* _EXERCISE_
In the data below, find every line with the string "text" and pull it out.

* _MATERIAL PROVIDED_
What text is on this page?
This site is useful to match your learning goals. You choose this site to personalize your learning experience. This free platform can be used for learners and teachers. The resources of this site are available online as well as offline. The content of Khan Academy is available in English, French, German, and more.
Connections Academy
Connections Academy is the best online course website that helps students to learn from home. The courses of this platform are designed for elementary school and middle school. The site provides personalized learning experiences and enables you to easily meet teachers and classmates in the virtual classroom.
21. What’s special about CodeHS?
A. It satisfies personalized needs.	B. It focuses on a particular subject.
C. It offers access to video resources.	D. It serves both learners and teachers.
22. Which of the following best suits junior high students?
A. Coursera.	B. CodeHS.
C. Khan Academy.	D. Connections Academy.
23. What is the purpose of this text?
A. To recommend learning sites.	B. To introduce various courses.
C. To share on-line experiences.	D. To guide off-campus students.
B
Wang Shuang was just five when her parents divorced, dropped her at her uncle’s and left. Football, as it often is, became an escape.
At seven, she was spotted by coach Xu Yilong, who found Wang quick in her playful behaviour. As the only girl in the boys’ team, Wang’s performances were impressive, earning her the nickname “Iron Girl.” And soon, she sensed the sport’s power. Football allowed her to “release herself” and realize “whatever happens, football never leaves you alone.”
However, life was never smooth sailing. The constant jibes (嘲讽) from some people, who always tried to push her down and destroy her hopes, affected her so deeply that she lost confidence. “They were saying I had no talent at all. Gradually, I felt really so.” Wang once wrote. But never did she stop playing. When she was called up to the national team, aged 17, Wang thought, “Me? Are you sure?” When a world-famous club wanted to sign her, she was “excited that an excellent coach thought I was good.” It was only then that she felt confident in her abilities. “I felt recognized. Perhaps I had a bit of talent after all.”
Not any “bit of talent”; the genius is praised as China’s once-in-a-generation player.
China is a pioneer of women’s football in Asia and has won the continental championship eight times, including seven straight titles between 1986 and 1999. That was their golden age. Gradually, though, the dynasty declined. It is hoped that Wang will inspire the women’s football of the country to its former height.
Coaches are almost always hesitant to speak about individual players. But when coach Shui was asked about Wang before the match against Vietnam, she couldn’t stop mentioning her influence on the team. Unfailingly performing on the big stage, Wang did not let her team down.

* _EXERCISE SOLUTION_
What text is on this page?
23. What is the purpose of this text?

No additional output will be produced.